▶ **WRITTEN EXERCISE**: Report the number of lines where the string "Balance" occurs, and write nothing else.

▶ **DATA FOR THIS TASK**:
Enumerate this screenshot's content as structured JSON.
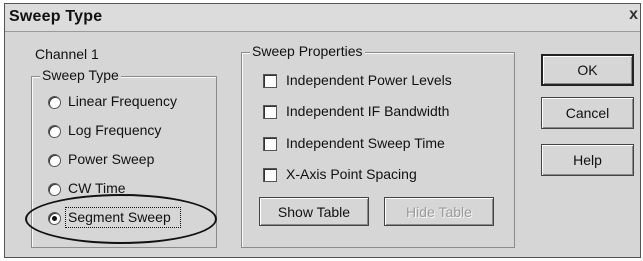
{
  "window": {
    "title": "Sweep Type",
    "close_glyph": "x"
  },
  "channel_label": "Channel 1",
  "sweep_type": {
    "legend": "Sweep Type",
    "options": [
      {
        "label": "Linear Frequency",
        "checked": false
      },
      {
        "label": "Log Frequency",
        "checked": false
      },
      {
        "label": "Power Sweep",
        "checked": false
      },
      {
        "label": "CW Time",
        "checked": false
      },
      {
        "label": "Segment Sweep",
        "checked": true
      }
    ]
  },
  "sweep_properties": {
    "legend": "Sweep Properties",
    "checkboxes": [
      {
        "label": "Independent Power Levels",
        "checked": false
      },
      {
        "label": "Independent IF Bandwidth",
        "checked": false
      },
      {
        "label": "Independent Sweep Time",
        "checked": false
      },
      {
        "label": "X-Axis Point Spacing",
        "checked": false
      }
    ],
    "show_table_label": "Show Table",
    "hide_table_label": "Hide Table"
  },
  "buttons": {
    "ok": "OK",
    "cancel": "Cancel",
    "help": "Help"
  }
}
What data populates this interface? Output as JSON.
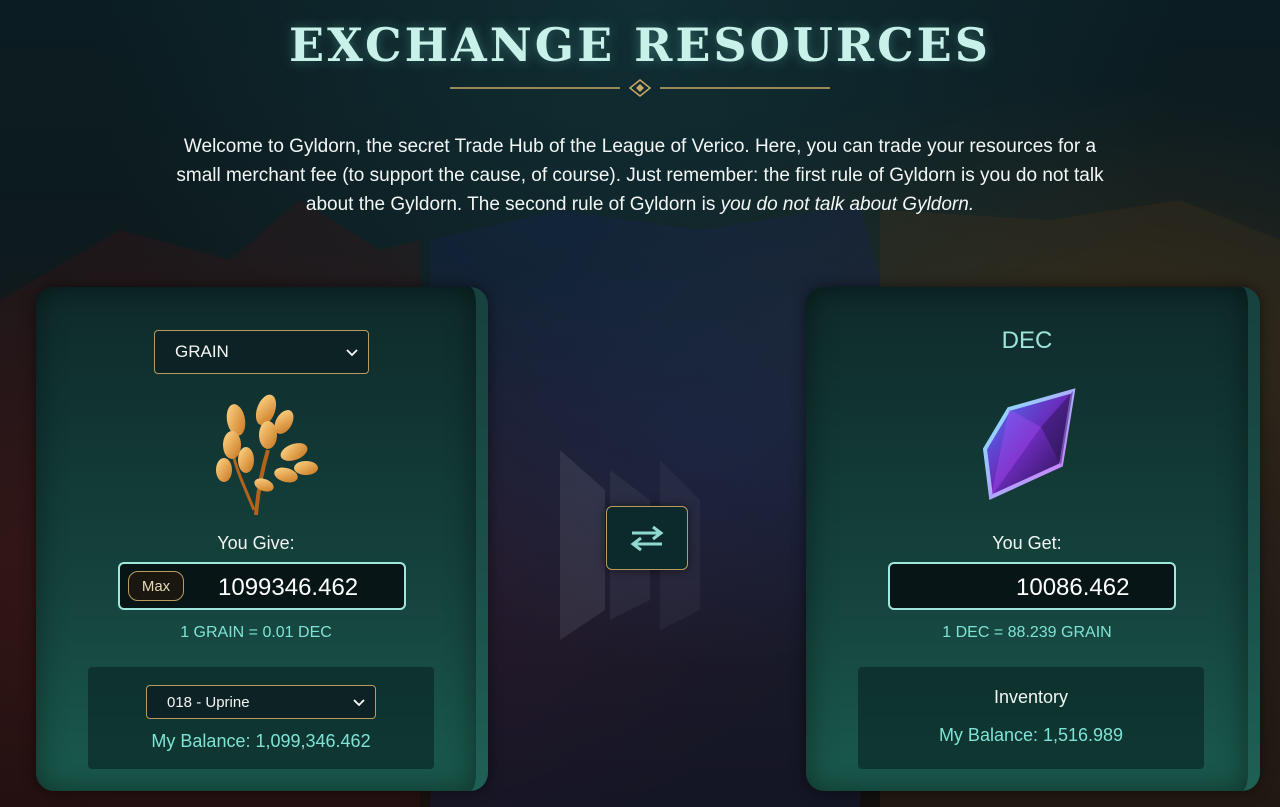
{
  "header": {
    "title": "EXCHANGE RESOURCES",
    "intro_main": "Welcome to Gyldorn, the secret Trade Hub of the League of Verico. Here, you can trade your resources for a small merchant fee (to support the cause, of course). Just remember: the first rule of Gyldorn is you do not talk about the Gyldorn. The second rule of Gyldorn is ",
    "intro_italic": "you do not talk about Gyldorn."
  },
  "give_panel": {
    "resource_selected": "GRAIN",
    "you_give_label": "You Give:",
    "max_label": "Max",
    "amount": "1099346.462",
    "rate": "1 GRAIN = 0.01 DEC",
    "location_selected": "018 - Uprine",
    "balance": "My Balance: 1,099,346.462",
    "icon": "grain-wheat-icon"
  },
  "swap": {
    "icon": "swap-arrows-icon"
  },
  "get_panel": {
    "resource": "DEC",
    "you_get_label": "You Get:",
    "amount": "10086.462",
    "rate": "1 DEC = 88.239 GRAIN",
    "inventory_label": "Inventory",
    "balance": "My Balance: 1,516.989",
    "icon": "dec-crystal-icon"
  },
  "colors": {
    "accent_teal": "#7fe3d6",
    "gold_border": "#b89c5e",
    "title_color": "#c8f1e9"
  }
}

▶ **CORRECT ANSWER**: 2